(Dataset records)
——————
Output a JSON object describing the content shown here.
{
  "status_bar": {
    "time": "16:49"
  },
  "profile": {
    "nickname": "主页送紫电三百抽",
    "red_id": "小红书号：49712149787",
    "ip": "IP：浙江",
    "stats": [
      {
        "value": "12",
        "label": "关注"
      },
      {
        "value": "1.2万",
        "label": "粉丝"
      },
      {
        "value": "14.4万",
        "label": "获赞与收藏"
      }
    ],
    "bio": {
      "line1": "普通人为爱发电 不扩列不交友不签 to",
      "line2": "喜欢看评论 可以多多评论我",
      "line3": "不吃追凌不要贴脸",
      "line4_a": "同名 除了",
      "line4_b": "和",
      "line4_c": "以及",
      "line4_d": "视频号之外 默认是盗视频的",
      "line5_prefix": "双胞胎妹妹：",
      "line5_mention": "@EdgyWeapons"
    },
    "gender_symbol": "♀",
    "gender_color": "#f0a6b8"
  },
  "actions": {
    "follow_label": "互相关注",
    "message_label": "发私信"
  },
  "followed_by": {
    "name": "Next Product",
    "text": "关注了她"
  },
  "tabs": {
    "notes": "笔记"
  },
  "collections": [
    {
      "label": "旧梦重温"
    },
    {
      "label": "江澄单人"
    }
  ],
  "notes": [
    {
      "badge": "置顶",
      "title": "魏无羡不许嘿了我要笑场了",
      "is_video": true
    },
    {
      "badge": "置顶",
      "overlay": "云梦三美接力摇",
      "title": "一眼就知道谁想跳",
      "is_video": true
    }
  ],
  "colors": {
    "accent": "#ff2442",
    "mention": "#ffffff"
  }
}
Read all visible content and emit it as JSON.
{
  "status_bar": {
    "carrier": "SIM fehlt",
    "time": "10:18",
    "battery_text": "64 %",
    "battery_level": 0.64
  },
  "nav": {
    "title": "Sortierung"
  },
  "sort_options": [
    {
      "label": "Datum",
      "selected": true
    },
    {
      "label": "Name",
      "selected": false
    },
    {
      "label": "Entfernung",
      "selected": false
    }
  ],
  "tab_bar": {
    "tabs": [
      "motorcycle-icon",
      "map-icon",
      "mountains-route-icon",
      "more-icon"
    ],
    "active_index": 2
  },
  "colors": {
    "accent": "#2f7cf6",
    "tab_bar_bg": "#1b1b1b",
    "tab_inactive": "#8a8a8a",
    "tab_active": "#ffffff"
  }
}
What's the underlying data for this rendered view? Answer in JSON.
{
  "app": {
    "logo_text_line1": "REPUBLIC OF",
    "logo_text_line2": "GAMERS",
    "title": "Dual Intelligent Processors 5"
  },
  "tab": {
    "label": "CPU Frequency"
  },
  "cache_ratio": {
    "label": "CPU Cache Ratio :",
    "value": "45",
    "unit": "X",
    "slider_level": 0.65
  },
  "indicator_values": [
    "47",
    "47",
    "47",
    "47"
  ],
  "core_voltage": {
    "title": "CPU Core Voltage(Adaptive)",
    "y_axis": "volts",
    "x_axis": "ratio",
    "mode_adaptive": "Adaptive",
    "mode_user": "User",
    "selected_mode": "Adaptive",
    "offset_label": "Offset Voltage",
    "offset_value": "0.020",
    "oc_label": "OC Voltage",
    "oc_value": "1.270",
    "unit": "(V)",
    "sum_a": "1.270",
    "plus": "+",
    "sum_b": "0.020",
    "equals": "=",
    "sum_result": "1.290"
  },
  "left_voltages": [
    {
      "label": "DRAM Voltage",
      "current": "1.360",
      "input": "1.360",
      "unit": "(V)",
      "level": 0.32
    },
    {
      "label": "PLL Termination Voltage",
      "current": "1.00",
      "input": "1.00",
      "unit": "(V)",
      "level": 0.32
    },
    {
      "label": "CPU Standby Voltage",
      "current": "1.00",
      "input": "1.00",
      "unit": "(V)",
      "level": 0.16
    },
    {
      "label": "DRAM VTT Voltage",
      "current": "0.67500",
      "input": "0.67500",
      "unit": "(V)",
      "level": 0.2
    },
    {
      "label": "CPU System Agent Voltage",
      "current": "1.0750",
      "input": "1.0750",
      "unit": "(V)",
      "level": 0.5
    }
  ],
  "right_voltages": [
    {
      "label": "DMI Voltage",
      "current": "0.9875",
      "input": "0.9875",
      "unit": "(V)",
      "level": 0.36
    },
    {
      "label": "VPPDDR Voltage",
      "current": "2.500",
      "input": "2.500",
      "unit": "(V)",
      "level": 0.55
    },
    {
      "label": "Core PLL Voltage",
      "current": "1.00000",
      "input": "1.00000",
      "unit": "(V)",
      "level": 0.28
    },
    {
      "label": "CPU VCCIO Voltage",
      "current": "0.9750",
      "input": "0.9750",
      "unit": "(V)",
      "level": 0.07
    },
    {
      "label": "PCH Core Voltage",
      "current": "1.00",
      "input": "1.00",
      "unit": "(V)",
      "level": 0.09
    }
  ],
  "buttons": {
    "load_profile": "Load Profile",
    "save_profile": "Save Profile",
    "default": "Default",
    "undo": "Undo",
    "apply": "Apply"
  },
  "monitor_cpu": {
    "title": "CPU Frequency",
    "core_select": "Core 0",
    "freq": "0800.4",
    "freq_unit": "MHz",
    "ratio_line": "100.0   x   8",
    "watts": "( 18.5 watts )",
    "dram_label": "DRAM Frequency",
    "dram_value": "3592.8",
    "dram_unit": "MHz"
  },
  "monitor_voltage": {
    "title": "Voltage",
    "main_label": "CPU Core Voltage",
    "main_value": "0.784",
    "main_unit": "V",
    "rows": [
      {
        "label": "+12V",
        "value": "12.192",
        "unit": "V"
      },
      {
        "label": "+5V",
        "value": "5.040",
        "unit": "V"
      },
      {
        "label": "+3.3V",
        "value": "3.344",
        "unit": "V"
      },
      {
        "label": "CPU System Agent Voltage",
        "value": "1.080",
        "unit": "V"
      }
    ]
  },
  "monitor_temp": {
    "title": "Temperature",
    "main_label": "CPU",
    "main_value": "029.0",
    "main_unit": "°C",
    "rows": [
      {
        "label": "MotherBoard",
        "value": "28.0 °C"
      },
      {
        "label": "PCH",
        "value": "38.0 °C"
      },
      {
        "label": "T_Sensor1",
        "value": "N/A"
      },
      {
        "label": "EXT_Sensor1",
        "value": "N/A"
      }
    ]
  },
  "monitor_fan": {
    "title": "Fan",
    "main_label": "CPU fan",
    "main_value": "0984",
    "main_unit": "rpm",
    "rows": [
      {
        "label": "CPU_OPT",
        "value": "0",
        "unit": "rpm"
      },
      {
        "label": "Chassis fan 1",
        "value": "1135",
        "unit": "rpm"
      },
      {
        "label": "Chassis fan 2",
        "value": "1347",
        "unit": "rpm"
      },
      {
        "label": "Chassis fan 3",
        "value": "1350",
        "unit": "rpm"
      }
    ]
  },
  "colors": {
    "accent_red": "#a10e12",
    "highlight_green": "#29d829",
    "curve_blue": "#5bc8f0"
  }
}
——————
Identify each line holding the string "current", and copy it out.

      "current": "1.360",
      "current": "1.00",
      "current": "1.00",
      "current": "0.67500",
      "current": "1.0750",
      "current": "0.9875",
      "current": "2.500",
      "current": "1.00000",
      "current": "0.9750",
      "current": "1.00",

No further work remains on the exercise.